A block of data
BEGIN

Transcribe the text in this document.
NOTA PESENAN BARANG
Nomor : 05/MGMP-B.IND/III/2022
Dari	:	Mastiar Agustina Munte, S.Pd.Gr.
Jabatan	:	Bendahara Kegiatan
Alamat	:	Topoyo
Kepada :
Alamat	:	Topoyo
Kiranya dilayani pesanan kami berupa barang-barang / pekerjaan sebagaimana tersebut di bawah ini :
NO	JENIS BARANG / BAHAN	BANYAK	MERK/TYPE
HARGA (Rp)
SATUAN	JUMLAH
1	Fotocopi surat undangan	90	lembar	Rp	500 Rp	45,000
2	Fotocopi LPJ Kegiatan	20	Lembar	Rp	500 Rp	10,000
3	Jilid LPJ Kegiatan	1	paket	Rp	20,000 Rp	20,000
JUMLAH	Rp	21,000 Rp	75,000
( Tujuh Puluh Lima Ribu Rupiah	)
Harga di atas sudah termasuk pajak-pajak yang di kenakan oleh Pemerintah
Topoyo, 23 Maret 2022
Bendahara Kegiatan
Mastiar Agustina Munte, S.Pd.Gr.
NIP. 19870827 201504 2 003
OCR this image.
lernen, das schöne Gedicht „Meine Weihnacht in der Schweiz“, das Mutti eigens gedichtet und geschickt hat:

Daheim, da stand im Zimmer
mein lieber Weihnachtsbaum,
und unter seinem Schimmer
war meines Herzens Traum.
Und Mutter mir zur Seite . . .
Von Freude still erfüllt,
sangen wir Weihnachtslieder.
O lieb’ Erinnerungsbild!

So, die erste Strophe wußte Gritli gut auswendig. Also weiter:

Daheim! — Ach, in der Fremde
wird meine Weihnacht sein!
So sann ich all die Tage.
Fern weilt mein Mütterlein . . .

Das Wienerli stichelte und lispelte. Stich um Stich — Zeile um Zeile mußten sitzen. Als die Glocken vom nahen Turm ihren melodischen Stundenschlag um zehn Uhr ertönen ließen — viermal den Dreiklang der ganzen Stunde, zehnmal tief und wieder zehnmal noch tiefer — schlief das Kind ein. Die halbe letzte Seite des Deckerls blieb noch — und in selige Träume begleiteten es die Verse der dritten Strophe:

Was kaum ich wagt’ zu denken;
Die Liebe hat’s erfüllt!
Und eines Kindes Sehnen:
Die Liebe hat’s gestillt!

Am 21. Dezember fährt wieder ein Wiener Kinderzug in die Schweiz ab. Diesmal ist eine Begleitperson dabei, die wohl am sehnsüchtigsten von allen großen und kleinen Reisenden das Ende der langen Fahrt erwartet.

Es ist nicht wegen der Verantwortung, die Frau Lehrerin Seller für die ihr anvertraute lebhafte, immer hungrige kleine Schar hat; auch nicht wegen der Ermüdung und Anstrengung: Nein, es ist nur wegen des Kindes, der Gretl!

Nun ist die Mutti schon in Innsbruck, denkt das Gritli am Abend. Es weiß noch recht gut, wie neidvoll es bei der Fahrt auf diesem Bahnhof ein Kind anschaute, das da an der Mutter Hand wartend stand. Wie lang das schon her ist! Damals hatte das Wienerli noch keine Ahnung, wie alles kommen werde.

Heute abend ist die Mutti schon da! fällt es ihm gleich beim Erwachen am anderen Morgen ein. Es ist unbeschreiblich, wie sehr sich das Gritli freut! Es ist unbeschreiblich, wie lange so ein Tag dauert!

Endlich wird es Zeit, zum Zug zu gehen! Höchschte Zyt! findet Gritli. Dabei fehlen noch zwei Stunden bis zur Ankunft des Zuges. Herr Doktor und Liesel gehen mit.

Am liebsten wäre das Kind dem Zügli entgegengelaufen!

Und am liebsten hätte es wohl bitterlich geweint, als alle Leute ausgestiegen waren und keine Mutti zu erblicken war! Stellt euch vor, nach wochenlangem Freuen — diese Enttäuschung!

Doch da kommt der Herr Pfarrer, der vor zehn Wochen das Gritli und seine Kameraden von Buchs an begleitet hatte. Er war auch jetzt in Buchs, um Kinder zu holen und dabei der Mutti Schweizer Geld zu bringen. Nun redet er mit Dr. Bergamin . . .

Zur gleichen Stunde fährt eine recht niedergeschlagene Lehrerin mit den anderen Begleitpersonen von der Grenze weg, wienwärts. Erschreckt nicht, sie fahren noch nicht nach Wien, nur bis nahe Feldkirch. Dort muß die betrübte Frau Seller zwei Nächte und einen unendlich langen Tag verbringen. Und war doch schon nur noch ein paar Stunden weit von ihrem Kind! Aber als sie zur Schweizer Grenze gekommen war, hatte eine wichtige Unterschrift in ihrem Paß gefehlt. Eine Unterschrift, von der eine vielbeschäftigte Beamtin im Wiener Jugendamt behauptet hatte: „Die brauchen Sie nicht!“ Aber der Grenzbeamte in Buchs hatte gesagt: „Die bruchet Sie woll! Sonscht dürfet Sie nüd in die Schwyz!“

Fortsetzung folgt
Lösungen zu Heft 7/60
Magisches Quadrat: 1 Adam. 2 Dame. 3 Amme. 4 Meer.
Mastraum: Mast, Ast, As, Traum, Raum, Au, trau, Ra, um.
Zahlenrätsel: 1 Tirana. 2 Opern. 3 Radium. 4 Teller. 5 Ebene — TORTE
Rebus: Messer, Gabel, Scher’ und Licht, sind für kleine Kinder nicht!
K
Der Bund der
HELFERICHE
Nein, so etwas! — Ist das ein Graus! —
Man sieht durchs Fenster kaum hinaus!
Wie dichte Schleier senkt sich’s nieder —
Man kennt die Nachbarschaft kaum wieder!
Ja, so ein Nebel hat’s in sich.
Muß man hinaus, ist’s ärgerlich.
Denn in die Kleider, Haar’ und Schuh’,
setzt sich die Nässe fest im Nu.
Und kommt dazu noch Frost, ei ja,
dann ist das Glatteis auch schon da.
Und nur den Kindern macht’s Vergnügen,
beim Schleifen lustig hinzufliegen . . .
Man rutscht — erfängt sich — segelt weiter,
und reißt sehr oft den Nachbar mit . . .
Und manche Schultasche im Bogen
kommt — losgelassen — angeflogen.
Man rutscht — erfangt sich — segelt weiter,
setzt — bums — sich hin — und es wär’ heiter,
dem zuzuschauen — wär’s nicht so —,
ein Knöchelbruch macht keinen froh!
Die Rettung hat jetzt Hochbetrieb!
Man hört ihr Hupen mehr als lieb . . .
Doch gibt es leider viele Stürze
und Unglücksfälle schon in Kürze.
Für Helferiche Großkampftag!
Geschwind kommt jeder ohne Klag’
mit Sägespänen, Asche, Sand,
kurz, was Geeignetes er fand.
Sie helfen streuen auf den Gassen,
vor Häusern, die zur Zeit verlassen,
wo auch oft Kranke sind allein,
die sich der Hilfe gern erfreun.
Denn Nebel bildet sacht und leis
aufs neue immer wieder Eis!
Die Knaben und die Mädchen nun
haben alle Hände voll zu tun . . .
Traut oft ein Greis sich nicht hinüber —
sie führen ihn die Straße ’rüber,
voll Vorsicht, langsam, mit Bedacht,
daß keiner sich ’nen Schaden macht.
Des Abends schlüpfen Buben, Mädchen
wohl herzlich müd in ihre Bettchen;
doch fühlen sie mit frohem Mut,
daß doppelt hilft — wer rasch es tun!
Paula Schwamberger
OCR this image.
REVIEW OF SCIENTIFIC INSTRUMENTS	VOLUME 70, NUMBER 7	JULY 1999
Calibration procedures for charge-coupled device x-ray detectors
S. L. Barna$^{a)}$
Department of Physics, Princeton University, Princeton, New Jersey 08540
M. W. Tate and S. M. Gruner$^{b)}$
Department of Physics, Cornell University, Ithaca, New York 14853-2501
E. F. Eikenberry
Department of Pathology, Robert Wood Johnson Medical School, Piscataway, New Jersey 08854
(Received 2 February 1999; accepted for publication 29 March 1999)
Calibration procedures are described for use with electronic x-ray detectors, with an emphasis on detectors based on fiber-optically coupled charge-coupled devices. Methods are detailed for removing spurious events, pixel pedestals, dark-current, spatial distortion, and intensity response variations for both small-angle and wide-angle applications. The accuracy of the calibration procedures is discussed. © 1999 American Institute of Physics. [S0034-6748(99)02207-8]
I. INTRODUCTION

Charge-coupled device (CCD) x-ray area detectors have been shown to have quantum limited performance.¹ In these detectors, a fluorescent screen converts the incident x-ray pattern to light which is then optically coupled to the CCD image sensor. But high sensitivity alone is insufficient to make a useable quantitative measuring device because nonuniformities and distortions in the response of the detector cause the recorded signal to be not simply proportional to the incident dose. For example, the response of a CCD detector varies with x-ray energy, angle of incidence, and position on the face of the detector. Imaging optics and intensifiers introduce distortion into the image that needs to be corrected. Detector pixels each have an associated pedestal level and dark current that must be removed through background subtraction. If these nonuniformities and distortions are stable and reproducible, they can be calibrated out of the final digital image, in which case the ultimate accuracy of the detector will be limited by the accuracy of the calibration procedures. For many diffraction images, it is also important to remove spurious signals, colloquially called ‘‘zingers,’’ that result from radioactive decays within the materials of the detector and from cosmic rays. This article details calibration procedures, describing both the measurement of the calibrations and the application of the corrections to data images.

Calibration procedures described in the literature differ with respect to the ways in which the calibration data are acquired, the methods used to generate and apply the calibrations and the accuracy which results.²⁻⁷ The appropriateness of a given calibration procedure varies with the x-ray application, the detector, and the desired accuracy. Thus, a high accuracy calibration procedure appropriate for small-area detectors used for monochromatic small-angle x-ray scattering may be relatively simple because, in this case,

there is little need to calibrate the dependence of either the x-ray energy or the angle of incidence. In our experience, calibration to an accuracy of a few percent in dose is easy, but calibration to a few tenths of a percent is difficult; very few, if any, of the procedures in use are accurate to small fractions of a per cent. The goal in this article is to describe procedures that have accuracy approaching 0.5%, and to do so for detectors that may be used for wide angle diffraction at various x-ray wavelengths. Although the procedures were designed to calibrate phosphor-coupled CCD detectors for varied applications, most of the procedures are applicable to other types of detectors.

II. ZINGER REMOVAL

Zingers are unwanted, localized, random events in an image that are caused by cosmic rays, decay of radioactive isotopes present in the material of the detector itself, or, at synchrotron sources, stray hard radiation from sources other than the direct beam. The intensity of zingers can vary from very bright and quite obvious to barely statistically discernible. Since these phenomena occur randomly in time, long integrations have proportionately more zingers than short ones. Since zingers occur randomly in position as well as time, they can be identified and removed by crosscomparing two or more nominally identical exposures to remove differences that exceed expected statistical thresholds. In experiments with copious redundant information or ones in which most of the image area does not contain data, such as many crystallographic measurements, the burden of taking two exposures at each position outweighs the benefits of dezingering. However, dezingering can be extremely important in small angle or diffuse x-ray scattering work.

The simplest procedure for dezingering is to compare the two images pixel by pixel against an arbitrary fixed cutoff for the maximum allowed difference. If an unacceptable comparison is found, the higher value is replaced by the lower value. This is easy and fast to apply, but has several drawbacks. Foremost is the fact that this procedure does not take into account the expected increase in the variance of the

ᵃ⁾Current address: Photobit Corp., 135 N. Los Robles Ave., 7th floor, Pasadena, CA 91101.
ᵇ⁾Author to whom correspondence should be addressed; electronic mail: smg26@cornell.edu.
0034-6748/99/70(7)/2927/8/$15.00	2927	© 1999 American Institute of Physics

END

[DO THIS]
Work out the number of lines in this listing that include the word "Zeit". Reply with that number only.

[COMPLETE ANSWER]
2